• _Exercise details_
Are you able to quote each entry exactly as written?

---*---

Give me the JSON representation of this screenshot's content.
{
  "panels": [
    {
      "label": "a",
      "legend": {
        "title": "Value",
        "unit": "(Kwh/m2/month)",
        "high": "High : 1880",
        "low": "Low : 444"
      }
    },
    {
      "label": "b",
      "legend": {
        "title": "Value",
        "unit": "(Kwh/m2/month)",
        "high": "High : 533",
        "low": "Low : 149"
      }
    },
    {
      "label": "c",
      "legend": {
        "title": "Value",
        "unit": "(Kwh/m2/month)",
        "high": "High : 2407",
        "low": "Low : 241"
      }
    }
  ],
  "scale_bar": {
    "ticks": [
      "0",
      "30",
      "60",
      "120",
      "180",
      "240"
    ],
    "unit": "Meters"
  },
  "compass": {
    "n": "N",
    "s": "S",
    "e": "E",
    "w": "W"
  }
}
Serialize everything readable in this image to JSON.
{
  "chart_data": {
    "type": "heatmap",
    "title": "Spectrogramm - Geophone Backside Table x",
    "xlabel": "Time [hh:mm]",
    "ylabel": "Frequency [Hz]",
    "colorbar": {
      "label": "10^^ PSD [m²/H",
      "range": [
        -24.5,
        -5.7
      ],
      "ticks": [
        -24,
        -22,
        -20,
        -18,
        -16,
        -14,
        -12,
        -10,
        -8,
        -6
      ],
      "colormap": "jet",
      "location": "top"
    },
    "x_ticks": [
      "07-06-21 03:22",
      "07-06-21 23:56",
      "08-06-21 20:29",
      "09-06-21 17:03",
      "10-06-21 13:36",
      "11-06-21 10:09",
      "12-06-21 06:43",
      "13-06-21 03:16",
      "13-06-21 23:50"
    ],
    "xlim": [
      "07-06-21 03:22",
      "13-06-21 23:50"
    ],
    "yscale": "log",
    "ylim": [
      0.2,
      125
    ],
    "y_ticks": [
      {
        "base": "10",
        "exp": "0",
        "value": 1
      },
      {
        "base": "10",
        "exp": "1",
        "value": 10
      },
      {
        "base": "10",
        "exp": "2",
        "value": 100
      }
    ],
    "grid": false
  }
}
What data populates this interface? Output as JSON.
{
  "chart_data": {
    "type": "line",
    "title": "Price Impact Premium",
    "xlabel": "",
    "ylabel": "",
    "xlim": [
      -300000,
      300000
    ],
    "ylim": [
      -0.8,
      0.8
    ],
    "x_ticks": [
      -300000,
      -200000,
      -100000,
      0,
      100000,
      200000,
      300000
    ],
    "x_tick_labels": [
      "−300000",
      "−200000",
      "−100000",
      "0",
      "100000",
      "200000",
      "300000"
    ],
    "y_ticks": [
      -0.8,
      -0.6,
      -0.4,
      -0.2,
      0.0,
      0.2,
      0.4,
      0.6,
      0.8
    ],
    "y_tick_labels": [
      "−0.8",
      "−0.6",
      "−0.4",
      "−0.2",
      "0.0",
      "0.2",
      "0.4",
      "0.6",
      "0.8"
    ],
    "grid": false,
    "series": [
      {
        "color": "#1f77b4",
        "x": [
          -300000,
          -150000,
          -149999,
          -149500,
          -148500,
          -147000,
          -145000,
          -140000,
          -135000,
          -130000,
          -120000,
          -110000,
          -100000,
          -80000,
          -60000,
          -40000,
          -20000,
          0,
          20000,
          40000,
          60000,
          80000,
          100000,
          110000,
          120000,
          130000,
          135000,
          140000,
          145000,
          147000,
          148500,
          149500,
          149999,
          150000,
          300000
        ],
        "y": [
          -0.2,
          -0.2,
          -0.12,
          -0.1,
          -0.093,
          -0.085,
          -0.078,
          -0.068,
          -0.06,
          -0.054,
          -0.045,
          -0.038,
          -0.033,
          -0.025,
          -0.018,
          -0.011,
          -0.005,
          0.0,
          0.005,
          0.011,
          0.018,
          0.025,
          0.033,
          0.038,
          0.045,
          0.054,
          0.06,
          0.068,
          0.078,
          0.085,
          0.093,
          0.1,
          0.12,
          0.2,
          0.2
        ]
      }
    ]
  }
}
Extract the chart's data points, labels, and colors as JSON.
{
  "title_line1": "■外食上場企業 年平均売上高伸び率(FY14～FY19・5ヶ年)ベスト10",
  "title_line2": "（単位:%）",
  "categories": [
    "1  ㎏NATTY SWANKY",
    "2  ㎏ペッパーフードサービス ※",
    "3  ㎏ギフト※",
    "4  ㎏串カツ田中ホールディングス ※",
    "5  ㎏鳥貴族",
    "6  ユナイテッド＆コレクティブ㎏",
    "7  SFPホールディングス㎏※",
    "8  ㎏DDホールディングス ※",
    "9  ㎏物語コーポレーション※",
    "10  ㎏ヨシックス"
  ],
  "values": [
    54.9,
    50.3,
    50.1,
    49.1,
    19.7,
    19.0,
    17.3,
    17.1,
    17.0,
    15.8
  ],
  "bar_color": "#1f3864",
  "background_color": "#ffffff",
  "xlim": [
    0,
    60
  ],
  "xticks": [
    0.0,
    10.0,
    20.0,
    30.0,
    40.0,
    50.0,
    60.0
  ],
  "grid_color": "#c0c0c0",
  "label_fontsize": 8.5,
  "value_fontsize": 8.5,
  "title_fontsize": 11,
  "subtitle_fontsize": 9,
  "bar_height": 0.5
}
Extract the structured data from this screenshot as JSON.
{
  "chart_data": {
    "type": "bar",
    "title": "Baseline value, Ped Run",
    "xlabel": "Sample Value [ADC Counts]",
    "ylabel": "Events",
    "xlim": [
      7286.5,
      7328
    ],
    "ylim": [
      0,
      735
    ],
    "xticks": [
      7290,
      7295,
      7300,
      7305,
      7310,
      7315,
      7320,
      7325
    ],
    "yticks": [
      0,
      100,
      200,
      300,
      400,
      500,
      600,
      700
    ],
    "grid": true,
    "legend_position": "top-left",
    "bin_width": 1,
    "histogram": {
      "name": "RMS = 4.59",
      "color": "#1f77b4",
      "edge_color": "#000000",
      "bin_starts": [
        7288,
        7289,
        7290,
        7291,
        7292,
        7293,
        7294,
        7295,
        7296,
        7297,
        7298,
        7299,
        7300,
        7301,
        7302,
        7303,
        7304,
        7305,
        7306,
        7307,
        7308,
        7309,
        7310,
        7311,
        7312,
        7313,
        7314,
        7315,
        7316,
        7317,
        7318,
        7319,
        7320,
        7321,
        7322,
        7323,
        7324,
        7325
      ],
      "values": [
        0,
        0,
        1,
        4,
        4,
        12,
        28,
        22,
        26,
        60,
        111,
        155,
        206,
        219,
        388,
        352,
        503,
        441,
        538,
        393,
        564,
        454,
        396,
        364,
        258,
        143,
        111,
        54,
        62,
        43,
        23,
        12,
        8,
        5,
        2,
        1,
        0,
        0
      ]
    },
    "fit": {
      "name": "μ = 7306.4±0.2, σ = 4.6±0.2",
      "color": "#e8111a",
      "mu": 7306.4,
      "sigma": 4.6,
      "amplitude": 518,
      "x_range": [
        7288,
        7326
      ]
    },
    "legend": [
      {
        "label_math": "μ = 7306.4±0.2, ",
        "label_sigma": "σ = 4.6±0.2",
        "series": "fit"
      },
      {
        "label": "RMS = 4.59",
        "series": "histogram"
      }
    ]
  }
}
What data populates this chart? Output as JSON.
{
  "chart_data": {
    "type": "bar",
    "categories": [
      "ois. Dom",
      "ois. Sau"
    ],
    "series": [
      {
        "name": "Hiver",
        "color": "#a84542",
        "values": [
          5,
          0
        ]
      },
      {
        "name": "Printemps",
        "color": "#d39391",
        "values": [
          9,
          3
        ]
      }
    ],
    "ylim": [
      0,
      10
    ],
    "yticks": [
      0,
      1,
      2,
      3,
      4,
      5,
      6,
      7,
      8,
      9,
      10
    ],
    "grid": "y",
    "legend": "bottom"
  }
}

---*---

• _Result_
Give me the JSON representation of this screenshot's content.
{
  "panels": [
    {
      "label": "a",
      "legend": {
        "title": "Value",
        "unit": "(Kwh/m2/month)",
        "high": "High : 1880",
        "low": "Low : 444"
      }
    },
    {
      "label": "b",
      "legend": {
        "title": "Value",
        "unit": "(Kwh/m2/month)",
        "high": "High : 533",
        "low": "Low : 149"
      }
    },
    {
      "label": "c",
      "legend": {
        "title": "Value",
        "unit": "(Kwh/m2/month)",
        "high": "High : 2407",
        "low": "Low : 241"
      }
    }
  ],
  "scale_bar": {
    "ticks": [
      "0",
      "30",
      "60",
      "120",
      "180",
      "240"
    ],
    "unit": "Meters"
  },
  "compass": {
    "n": "N",
    "s": "S",
    "e": "E",
    "w": "W"
  }
}
Serialize everything readable in this image to JSON.
{
  "chart_data": {
    "type": "heatmap",
    "title": "Spectrogramm - Geophone Backside Table x",
    "xlabel": "Time [hh:mm]",
    "ylabel": "Frequency [Hz]",
    "colorbar": {
      "label": "10^^ PSD [m²/H",
      "range": [
        -24.5,
        -5.7
      ],
      "ticks": [
        -24,
        -22,
        -20,
        -18,
        -16,
        -14,
        -12,
        -10,
        -8,
        -6
      ],
      "colormap": "jet",
      "location": "top"
    },
    "x_ticks": [
      "07-06-21 03:22",
      "07-06-21 23:56",
      "08-06-21 20:29",
      "09-06-21 17:03",
      "10-06-21 13:36",
      "11-06-21 10:09",
      "12-06-21 06:43",
      "13-06-21 03:16",
      "13-06-21 23:50"
    ],
    "xlim": [
      "07-06-21 03:22",
      "13-06-21 23:50"
    ],
    "yscale": "log",
    "ylim": [
      0.2,
      125
    ],
    "y_ticks": [
      {
        "base": "10",
        "exp": "0",
        "value": 1
      },
      {
        "base": "10",
        "exp": "1",
        "value": 10
      },
      {
        "base": "10",
        "exp": "2",
        "value": 100
      }
    ],
    "grid": false
  }
}
What data populates this interface? Output as JSON.
{
  "chart_data": {
    "type": "line",
    "title": "Price Impact Premium",
    "xlabel": "",
    "ylabel": "",
    "xlim": [
      -300000,
      300000
    ],
    "ylim": [
      -0.8,
      0.8
    ],
    "x_ticks": [
      -300000,
      -200000,
      -100000,
      0,
      100000,
      200000,
      300000
    ],
    "x_tick_labels": [
      "−300000",
      "−200000",
      "−100000",
      "0",
      "100000",
      "200000",
      "300000"
    ],
    "y_ticks": [
      -0.8,
      -0.6,
      -0.4,
      -0.2,
      0.0,
      0.2,
      0.4,
      0.6,
      0.8
    ],
    "y_tick_labels": [
      "−0.8",
      "−0.6",
      "−0.4",
      "−0.2",
      "0.0",
      "0.2",
      "0.4",
      "0.6",
      "0.8"
    ],
    "grid": false,
    "series": [
      {
        "color": "#1f77b4",
        "x": [
          -300000,
          -150000,
          -149999,
          -149500,
          -148500,
          -147000,
          -145000,
          -140000,
          -135000,
          -130000,
          -120000,
          -110000,
          -100000,
          -80000,
          -60000,
          -40000,
          -20000,
          0,
          20000,
          40000,
          60000,
          80000,
          100000,
          110000,
          120000,
          130000,
          135000,
          140000,
          145000,
          147000,
          148500,
          149500,
          149999,
          150000,
          300000
        ],
        "y": [
          -0.2,
          -0.2,
          -0.12,
          -0.1,
          -0.093,
          -0.085,
          -0.078,
          -0.068,
          -0.06,
          -0.054,
          -0.045,
          -0.038,
          -0.033,
          -0.025,
          -0.018,
          -0.011,
          -0.005,
          0.0,
          0.005,
          0.011,
          0.018,
          0.025,
          0.033,
          0.038,
          0.045,
          0.054,
          0.06,
          0.068,
          0.078,
          0.085,
          0.093,
          0.1,
          0.12,
          0.2,
          0.2
        ]
      }
    ]
  }
}
Extract the chart's data points, labels, and colors as JSON.
{
  "title_line1": "■外食上場企業 年平均売上高伸び率(FY14～FY19・5ヶ年)ベスト10",
  "title_line2": "（単位:%）",
  "categories": [
    "1  ㎏NATTY SWANKY",
    "2  ㎏ペッパーフードサービス ※",
    "3  ㎏ギフト※",
    "4  ㎏串カツ田中ホールディングス ※",
    "5  ㎏鳥貴族",
    "6  ユナイテッド＆コレクティブ㎏",
    "7  SFPホールディングス㎏※",
    "8  ㎏DDホールディングス ※",
    "9  ㎏物語コーポレーション※",
    "10  ㎏ヨシックス"
  ],
  "values": [
    54.9,
    50.3,
    50.1,
    49.1,
    19.7,
    19.0,
    17.3,
    17.1,
    17.0,
    15.8
  ],
  "bar_color": "#1f3864",
  "background_color": "#ffffff",
  "xlim": [
    0,
    60
  ],
  "xticks": [
    0.0,
    10.0,
    20.0,
    30.0,
    40.0,
    50.0,
    60.0
  ],
  "grid_color": "#c0c0c0",
  "label_fontsize": 8.5,
  "value_fontsize": 8.5,
  "title_fontsize": 11,
  "subtitle_fontsize": 9,
  "bar_height": 0.5
}
Extract the structured data from this screenshot as JSON.
{
  "chart_data": {
    "type": "bar",
    "title": "Baseline value, Ped Run",
    "xlabel": "Sample Value [ADC Counts]",
    "ylabel": "Events",
    "xlim": [
      7286.5,
      7328
    ],
    "ylim": [
      0,
      735
    ],
    "xticks": [
      7290,
      7295,
      7300,
      7305,
      7310,
      7315,
      7320,
      7325
    ],
    "yticks": [
      0,
      100,
      200,
      300,
      400,
      500,
      600,
      700
    ],
    "grid": true,
    "legend_position": "top-left",
    "bin_width": 1,
    "histogram": {
      "name": "RMS = 4.59",
      "color": "#1f77b4",
      "edge_color": "#000000",
      "bin_starts": [
        7288,
        7289,
        7290,
        7291,
        7292,
        7293,
        7294,
        7295,
        7296,
        7297,
        7298,
        7299,
        7300,
        7301,
        7302,
        7303,
        7304,
        7305,
        7306,
        7307,
        7308,
        7309,
        7310,
        7311,
        7312,
        7313,
        7314,
        7315,
        7316,
        7317,
        7318,
        7319,
        7320,
        7321,
        7322,
        7323,
        7324,
        7325
      ],
      "values": [
        0,
        0,
        1,
        4,
        4,
        12,
        28,
        22,
        26,
        60,
        111,
        155,
        206,
        219,
        388,
        352,
        503,
        441,
        538,
        393,
        564,
        454,
        396,
        364,
        258,
        143,
        111,
        54,
        62,
        43,
        23,
        12,
        8,
        5,
        2,
        1,
        0,
        0
      ]
    },
    "fit": {
      "name": "μ = 7306.4±0.2, σ = 4.6±0.2",
      "color": "#e8111a",
      "mu": 7306.4,
      "sigma": 4.6,
      "amplitude": 518,
      "x_range": [
        7288,
        7326
      ]
    },
    "legend": [
      {
        "label_math": "μ = 7306.4±0.2, ",
        "label_sigma": "σ = 4.6±0.2",
        "series": "fit"
      },
      {
        "label": "RMS = 4.59",
        "series": "histogram"
      }
    ]
  }
}
What data populates this chart? Output as JSON.
{
  "chart_data": {
    "type": "bar",
    "categories": [
      "ois. Dom",
      "ois. Sau"
    ],
    "series": [
      {
        "name": "Hiver",
        "color": "#a84542",
        "values": [
          5,
          0
        ]
      },
      {
        "name": "Printemps",
        "color": "#d39391",
        "values": [
          9,
          3
        ]
      }
    ],
    "ylim": [
      0,
      10
    ],
    "yticks": [
      0,
      1,
      2,
      3,
      4,
      5,
      6,
      7,
      8,
      9,
      10
    ],
    "grid": "y",
    "legend": "bottom"
  }
}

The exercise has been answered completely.